Task to complete
Identify all lines of the data containing the string "sukan" and copy them.

Extracted records

------------------------------------------------

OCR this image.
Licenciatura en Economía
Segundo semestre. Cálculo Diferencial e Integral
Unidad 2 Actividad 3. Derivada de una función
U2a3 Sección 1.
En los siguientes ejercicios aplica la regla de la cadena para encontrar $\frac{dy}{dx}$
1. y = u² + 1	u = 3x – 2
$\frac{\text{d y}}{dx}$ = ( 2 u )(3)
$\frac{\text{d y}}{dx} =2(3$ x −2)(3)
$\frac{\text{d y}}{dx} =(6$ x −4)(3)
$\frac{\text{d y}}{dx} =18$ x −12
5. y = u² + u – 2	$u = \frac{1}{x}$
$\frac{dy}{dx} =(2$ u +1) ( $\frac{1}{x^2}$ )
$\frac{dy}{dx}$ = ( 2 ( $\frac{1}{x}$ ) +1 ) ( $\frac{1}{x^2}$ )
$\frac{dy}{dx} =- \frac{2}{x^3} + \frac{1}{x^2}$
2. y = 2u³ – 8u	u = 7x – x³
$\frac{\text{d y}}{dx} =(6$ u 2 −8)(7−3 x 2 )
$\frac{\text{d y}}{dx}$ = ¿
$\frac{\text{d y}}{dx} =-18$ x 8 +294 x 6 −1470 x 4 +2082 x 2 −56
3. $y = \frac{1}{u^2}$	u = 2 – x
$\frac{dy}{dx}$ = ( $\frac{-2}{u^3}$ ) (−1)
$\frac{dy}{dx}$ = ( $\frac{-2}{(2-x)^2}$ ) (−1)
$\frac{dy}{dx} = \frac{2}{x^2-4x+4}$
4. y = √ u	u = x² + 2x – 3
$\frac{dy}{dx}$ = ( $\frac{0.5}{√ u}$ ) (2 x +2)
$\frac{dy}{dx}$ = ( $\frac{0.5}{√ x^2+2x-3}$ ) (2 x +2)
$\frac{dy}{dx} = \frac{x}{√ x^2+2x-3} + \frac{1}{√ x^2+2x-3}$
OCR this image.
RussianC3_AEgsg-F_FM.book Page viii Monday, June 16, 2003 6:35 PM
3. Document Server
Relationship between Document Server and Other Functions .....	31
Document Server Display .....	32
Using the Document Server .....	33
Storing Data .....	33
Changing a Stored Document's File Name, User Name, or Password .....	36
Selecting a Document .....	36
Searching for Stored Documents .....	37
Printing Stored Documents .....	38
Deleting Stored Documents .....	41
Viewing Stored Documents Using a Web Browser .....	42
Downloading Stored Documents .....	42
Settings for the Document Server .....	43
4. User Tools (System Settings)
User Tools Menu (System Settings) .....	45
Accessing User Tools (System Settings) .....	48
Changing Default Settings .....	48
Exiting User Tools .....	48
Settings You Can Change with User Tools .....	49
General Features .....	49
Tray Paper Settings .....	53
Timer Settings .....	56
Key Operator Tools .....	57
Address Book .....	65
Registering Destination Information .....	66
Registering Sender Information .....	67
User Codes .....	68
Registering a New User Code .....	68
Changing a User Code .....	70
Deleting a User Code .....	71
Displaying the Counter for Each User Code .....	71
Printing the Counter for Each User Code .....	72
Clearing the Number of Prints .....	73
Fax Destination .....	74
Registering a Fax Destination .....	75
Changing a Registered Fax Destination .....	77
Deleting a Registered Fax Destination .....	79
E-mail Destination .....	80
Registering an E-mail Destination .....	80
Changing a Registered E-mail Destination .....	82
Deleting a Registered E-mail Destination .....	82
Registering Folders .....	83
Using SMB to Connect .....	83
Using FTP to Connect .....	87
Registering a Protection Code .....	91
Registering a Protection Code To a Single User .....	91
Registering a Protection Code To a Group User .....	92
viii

------------------------------------------------

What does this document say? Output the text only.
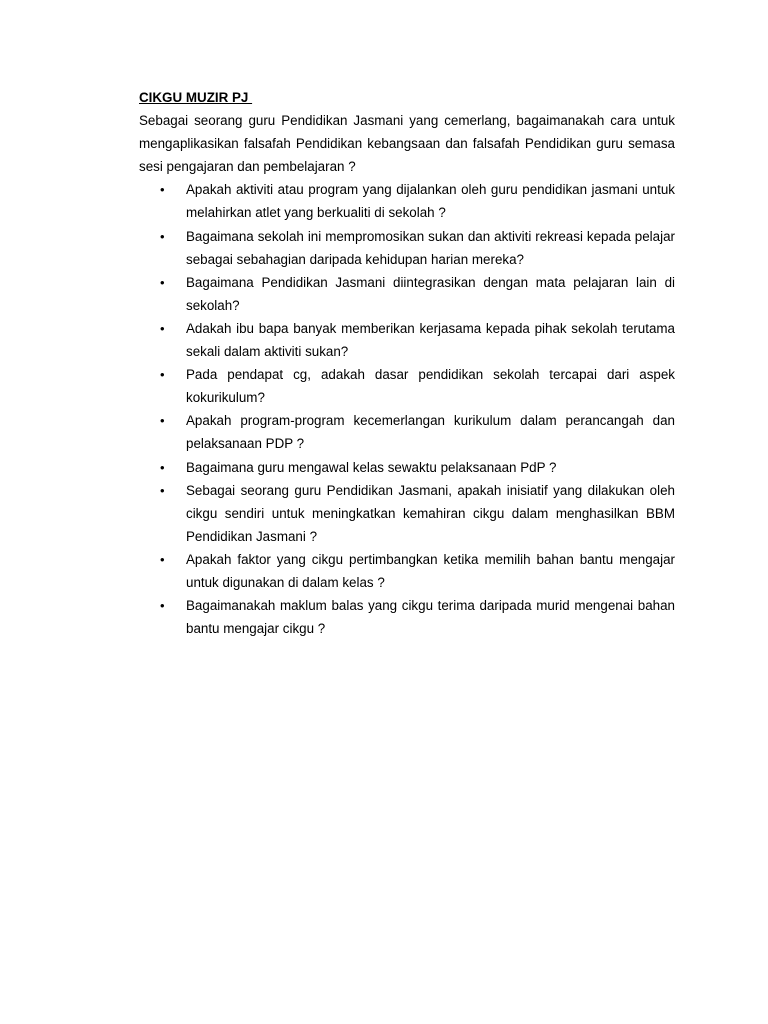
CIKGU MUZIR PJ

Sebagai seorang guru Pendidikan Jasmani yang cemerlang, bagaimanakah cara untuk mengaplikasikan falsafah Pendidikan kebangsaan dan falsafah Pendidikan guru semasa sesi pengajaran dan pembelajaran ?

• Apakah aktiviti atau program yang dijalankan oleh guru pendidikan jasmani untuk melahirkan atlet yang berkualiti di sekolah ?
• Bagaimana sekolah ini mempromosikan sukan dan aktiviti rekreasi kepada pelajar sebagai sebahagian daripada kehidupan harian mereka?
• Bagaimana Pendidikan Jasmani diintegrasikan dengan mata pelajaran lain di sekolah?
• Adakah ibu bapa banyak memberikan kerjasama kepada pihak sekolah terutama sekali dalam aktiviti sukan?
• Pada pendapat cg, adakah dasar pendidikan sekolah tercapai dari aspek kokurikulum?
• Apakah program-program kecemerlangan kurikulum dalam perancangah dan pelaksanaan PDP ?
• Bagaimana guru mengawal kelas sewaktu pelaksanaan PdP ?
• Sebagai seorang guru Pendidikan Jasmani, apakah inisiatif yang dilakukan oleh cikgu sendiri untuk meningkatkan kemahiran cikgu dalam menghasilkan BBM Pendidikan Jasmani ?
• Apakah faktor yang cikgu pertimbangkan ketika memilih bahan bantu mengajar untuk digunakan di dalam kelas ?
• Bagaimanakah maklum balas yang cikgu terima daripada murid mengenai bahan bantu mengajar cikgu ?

------------------------------------------------

Exercise result
• Bagaimana sekolah ini mempromosikan sukan dan aktiviti rekreasi kepada pelajar sebagai sebahagian daripada kehidupan harian mereka?
• Adakah ibu bapa banyak memberikan kerjasama kepada pihak sekolah terutama sekali dalam aktiviti sukan?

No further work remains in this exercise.